● **What is being asked**: Wherever "Syngonium" appears in a line, list that line.

Stored records
┌──

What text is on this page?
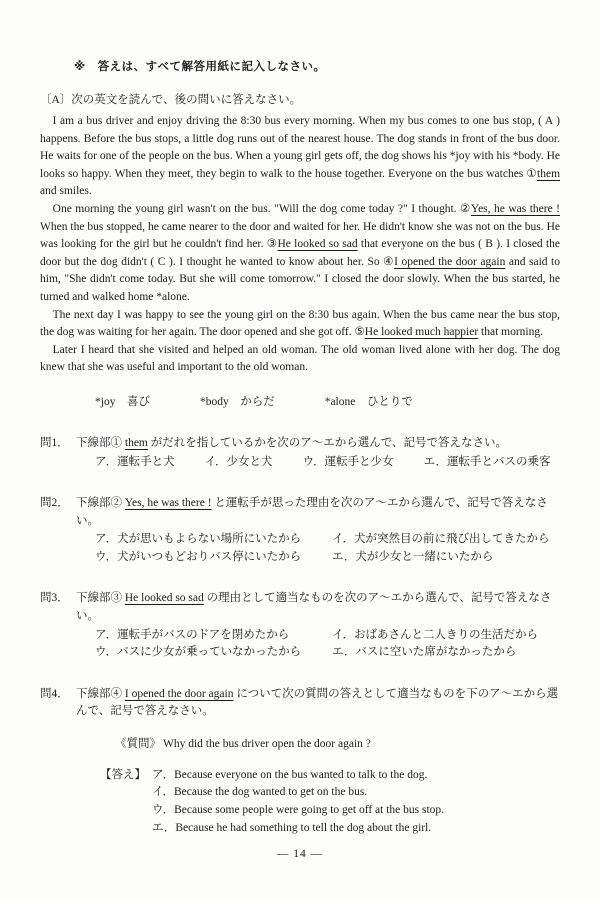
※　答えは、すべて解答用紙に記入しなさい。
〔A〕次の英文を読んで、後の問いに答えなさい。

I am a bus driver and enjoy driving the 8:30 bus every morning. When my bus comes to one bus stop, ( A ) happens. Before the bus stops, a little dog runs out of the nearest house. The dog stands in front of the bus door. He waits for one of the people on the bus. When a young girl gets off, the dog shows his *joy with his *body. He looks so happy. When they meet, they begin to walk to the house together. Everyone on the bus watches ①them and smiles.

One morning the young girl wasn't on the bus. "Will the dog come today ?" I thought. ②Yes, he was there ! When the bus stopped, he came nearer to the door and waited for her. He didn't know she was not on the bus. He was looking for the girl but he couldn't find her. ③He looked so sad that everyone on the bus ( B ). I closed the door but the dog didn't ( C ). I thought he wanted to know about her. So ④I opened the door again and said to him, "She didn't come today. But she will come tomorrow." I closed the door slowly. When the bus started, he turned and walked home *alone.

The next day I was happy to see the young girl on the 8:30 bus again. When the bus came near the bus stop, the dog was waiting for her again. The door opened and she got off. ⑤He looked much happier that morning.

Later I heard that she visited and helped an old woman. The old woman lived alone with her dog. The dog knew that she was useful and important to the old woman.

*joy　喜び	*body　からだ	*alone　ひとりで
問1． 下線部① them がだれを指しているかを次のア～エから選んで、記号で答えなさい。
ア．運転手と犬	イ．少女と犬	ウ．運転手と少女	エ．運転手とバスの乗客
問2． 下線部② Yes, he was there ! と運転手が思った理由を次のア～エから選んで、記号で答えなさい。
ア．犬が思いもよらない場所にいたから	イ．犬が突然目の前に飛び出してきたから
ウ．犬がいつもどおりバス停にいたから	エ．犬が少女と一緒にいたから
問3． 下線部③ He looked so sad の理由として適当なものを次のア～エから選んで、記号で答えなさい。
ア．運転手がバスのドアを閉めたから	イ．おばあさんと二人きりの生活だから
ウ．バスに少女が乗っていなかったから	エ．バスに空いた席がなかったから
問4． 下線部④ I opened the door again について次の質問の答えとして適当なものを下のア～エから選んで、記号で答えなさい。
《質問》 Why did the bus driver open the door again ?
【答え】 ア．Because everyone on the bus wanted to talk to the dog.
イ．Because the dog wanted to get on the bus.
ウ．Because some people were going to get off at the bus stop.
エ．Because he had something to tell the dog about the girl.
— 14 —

└──
┌──

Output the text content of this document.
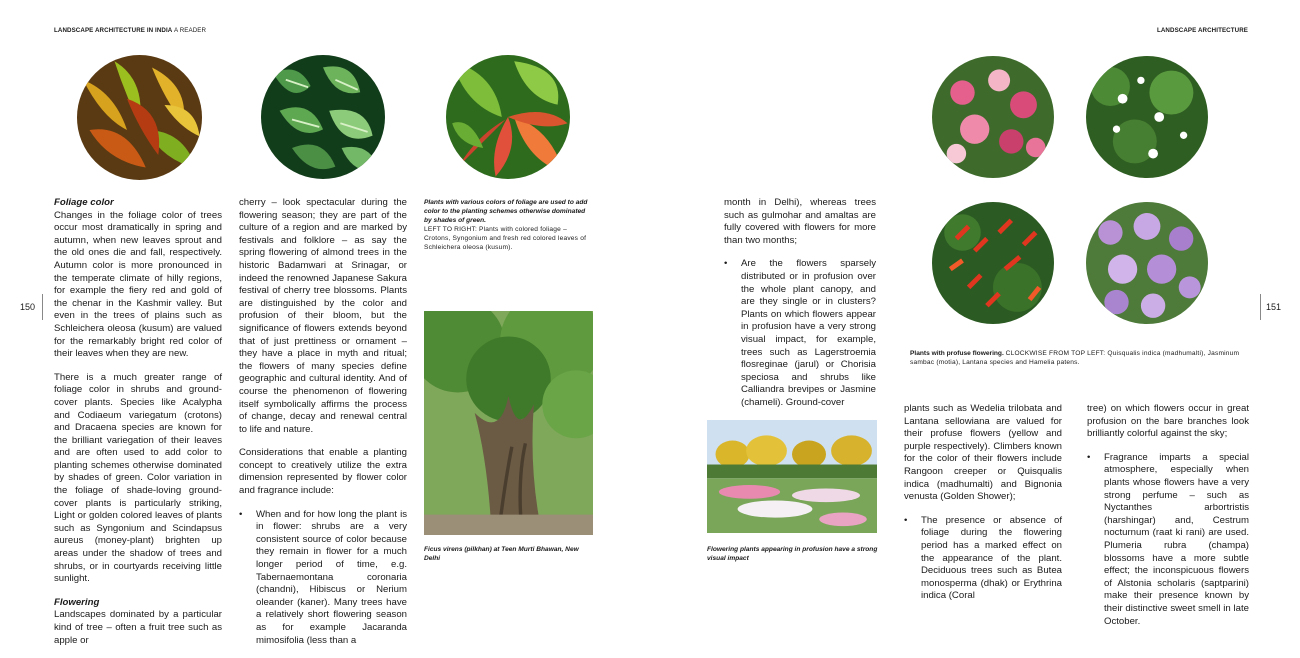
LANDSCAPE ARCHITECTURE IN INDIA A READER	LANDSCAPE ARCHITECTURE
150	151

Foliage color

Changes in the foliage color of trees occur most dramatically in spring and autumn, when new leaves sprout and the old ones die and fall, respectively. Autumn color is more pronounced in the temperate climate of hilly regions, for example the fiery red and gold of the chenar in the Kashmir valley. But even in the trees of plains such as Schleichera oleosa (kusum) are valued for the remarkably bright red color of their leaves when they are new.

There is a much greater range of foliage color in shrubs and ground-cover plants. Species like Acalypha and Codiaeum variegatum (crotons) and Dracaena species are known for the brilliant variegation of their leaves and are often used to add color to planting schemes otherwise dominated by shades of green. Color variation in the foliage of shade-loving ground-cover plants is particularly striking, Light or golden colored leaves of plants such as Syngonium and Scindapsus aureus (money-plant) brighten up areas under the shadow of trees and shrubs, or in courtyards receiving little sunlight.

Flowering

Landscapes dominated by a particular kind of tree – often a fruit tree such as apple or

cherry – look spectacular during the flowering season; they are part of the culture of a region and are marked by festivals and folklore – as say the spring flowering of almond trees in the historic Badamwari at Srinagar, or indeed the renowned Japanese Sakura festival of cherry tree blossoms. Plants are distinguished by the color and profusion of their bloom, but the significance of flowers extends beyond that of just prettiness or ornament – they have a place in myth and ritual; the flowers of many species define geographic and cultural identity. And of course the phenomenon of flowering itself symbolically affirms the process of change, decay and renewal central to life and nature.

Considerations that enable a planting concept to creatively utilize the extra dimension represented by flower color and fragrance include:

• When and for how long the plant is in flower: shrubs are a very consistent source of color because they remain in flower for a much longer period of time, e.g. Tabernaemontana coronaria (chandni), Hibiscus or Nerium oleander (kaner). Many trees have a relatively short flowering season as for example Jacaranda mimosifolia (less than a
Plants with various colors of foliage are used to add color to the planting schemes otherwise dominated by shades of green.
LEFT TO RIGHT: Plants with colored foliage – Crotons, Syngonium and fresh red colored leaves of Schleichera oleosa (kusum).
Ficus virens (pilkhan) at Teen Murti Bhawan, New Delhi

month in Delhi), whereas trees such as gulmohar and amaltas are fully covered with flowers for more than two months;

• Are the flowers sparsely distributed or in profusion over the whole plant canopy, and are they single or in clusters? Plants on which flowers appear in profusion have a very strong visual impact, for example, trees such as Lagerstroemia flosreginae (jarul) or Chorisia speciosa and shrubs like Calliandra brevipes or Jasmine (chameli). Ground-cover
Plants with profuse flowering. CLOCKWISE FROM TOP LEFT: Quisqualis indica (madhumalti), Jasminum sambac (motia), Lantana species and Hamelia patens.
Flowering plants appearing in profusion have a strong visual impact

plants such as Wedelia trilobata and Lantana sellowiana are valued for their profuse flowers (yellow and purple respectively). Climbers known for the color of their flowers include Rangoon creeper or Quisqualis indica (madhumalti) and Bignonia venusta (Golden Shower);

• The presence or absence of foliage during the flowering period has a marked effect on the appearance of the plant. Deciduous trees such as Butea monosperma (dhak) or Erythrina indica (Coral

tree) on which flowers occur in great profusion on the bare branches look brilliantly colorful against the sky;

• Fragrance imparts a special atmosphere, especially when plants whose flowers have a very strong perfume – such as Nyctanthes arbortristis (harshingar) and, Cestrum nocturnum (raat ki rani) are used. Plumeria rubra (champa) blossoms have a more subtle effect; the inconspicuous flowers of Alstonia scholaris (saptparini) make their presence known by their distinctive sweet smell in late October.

└──

● **Response to the exercise**:
There is a much greater range of foliage color in shrubs and ground-cover plants. Species like Acalypha and Codiaeum variegatum (crotons) and Dracaena species are known for the brilliant variegation of their leaves and are often used to add color to planting schemes otherwise dominated by shades of green. Color variation in the foliage of shade-loving ground-cover plants is particularly striking, Light or golden colored leaves of plants such as Syngonium and Scindapsus aureus (money-plant) brighten up areas under the shadow of trees and shrubs, or in courtyards receiving little sunlight.
LEFT TO RIGHT: Plants with colored foliage – Crotons, Syngonium and fresh red colored leaves of Schleichera oleosa (kusum).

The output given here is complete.